>>>

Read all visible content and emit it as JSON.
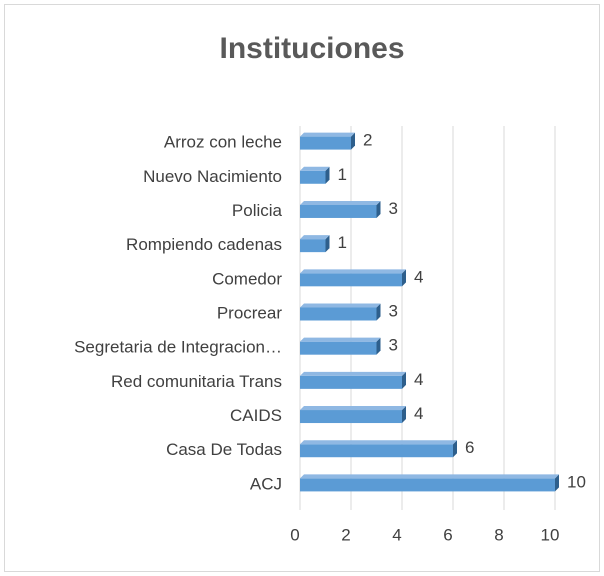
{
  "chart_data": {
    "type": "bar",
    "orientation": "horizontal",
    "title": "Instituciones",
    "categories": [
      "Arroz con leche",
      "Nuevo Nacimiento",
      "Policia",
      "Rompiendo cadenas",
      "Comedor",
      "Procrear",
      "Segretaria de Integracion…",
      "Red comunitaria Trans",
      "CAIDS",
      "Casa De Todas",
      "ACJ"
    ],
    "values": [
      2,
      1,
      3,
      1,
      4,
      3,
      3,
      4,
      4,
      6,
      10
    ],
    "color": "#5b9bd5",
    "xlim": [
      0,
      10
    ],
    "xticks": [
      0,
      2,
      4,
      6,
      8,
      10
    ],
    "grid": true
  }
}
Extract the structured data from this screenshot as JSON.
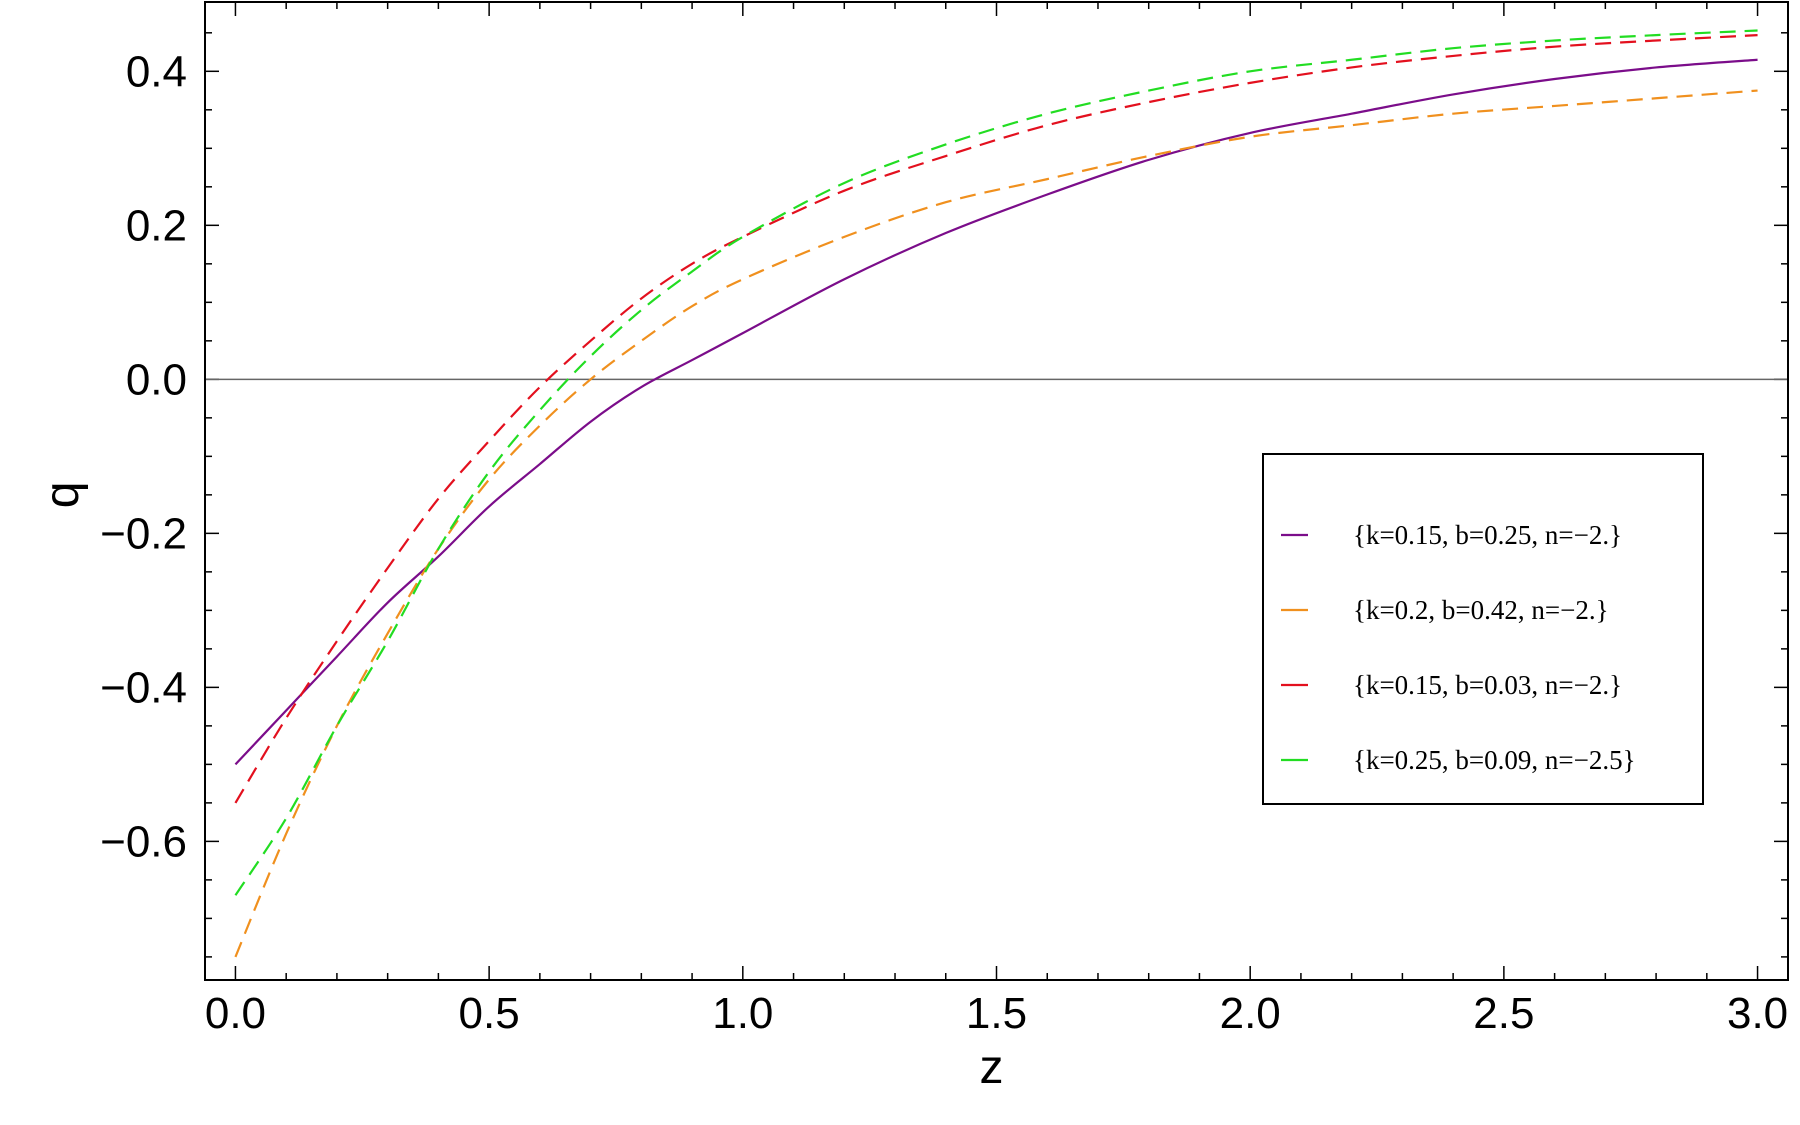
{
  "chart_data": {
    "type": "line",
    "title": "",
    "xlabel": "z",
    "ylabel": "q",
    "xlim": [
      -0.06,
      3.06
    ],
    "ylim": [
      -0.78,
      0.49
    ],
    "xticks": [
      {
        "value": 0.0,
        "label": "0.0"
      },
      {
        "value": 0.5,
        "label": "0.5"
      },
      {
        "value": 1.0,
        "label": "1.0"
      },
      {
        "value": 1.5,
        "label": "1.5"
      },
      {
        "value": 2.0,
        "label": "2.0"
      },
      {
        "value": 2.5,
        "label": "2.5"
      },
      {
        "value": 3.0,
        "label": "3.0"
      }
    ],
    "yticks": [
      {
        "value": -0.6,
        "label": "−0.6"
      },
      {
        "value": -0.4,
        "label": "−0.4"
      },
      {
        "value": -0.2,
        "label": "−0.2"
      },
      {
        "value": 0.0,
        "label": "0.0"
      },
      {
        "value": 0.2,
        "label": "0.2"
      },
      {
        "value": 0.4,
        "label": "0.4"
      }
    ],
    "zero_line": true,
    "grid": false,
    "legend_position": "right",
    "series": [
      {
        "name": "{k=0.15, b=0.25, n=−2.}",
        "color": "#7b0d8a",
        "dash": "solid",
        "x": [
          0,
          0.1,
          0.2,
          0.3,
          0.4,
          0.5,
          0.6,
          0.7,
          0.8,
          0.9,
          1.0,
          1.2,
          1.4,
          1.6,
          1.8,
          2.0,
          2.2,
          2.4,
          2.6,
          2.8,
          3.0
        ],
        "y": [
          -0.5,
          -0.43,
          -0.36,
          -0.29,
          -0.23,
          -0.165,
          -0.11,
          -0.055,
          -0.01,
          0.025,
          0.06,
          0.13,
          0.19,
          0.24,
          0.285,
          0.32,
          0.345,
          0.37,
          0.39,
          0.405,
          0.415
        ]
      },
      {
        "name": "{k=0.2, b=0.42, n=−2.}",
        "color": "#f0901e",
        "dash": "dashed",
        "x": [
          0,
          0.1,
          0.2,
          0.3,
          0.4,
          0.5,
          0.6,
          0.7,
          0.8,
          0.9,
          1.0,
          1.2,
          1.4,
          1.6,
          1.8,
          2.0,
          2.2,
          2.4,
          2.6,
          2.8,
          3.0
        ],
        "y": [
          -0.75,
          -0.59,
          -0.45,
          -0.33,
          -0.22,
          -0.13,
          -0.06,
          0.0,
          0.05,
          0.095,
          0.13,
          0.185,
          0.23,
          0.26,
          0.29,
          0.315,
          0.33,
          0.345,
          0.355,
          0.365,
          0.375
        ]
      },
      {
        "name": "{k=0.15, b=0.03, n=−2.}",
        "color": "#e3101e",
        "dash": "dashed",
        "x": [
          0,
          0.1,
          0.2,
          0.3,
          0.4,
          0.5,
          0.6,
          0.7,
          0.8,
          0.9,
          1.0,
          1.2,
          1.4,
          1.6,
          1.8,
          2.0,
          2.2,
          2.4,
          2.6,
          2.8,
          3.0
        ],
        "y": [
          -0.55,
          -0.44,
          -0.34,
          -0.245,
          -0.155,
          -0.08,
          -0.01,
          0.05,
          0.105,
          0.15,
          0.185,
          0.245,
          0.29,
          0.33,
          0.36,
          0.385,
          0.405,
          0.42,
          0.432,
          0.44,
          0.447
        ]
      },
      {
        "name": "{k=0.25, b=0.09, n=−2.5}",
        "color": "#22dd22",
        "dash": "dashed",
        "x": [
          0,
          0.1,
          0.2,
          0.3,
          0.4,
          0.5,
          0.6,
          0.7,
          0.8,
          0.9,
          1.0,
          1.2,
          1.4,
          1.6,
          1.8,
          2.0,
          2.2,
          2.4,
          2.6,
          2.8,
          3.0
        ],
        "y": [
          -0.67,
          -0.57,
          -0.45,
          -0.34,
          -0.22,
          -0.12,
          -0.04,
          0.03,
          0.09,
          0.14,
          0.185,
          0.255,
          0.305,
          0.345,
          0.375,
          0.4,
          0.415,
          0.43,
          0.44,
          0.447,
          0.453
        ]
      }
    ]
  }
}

<<<

■ PROBLEM:
Transcribe the records above verbatim. Do not carry over any picture.

■ EXERCISE SOLUTION:
Read all visible content and emit it as JSON.
{
  "chart_data": {
    "type": "bar",
    "orientation": "horizontal",
    "title": "Instituciones",
    "categories": [
      "Arroz con leche",
      "Nuevo Nacimiento",
      "Policia",
      "Rompiendo cadenas",
      "Comedor",
      "Procrear",
      "Segretaria de Integracion…",
      "Red comunitaria Trans",
      "CAIDS",
      "Casa De Todas",
      "ACJ"
    ],
    "values": [
      2,
      1,
      3,
      1,
      4,
      3,
      3,
      4,
      4,
      6,
      10
    ],
    "color": "#5b9bd5",
    "xlim": [
      0,
      10
    ],
    "xticks": [
      0,
      2,
      4,
      6,
      8,
      10
    ],
    "grid": true
  }
}
Extract the structured data from this screenshot as JSON.
{
  "chart_data": {
    "type": "line",
    "title": "",
    "xlabel": "z",
    "ylabel": "q",
    "xlim": [
      -0.06,
      3.06
    ],
    "ylim": [
      -0.78,
      0.49
    ],
    "xticks": [
      {
        "value": 0.0,
        "label": "0.0"
      },
      {
        "value": 0.5,
        "label": "0.5"
      },
      {
        "value": 1.0,
        "label": "1.0"
      },
      {
        "value": 1.5,
        "label": "1.5"
      },
      {
        "value": 2.0,
        "label": "2.0"
      },
      {
        "value": 2.5,
        "label": "2.5"
      },
      {
        "value": 3.0,
        "label": "3.0"
      }
    ],
    "yticks": [
      {
        "value": -0.6,
        "label": "−0.6"
      },
      {
        "value": -0.4,
        "label": "−0.4"
      },
      {
        "value": -0.2,
        "label": "−0.2"
      },
      {
        "value": 0.0,
        "label": "0.0"
      },
      {
        "value": 0.2,
        "label": "0.2"
      },
      {
        "value": 0.4,
        "label": "0.4"
      }
    ],
    "zero_line": true,
    "grid": false,
    "legend_position": "right",
    "series": [
      {
        "name": "{k=0.15, b=0.25, n=−2.}",
        "color": "#7b0d8a",
        "dash": "solid",
        "x": [
          0,
          0.1,
          0.2,
          0.3,
          0.4,
          0.5,
          0.6,
          0.7,
          0.8,
          0.9,
          1.0,
          1.2,
          1.4,
          1.6,
          1.8,
          2.0,
          2.2,
          2.4,
          2.6,
          2.8,
          3.0
        ],
        "y": [
          -0.5,
          -0.43,
          -0.36,
          -0.29,
          -0.23,
          -0.165,
          -0.11,
          -0.055,
          -0.01,
          0.025,
          0.06,
          0.13,
          0.19,
          0.24,
          0.285,
          0.32,
          0.345,
          0.37,
          0.39,
          0.405,
          0.415
        ]
      },
      {
        "name": "{k=0.2, b=0.42, n=−2.}",
        "color": "#f0901e",
        "dash": "dashed",
        "x": [
          0,
          0.1,
          0.2,
          0.3,
          0.4,
          0.5,
          0.6,
          0.7,
          0.8,
          0.9,
          1.0,
          1.2,
          1.4,
          1.6,
          1.8,
          2.0,
          2.2,
          2.4,
          2.6,
          2.8,
          3.0
        ],
        "y": [
          -0.75,
          -0.59,
          -0.45,
          -0.33,
          -0.22,
          -0.13,
          -0.06,
          0.0,
          0.05,
          0.095,
          0.13,
          0.185,
          0.23,
          0.26,
          0.29,
          0.315,
          0.33,
          0.345,
          0.355,
          0.365,
          0.375
        ]
      },
      {
        "name": "{k=0.15, b=0.03, n=−2.}",
        "color": "#e3101e",
        "dash": "dashed",
        "x": [
          0,
          0.1,
          0.2,
          0.3,
          0.4,
          0.5,
          0.6,
          0.7,
          0.8,
          0.9,
          1.0,
          1.2,
          1.4,
          1.6,
          1.8,
          2.0,
          2.2,
          2.4,
          2.6,
          2.8,
          3.0
        ],
        "y": [
          -0.55,
          -0.44,
          -0.34,
          -0.245,
          -0.155,
          -0.08,
          -0.01,
          0.05,
          0.105,
          0.15,
          0.185,
          0.245,
          0.29,
          0.33,
          0.36,
          0.385,
          0.405,
          0.42,
          0.432,
          0.44,
          0.447
        ]
      },
      {
        "name": "{k=0.25, b=0.09, n=−2.5}",
        "color": "#22dd22",
        "dash": "dashed",
        "x": [
          0,
          0.1,
          0.2,
          0.3,
          0.4,
          0.5,
          0.6,
          0.7,
          0.8,
          0.9,
          1.0,
          1.2,
          1.4,
          1.6,
          1.8,
          2.0,
          2.2,
          2.4,
          2.6,
          2.8,
          3.0
        ],
        "y": [
          -0.67,
          -0.57,
          -0.45,
          -0.34,
          -0.22,
          -0.12,
          -0.04,
          0.03,
          0.09,
          0.14,
          0.185,
          0.255,
          0.305,
          0.345,
          0.375,
          0.4,
          0.415,
          0.43,
          0.44,
          0.447,
          0.453
        ]
      }
    ]
  }
}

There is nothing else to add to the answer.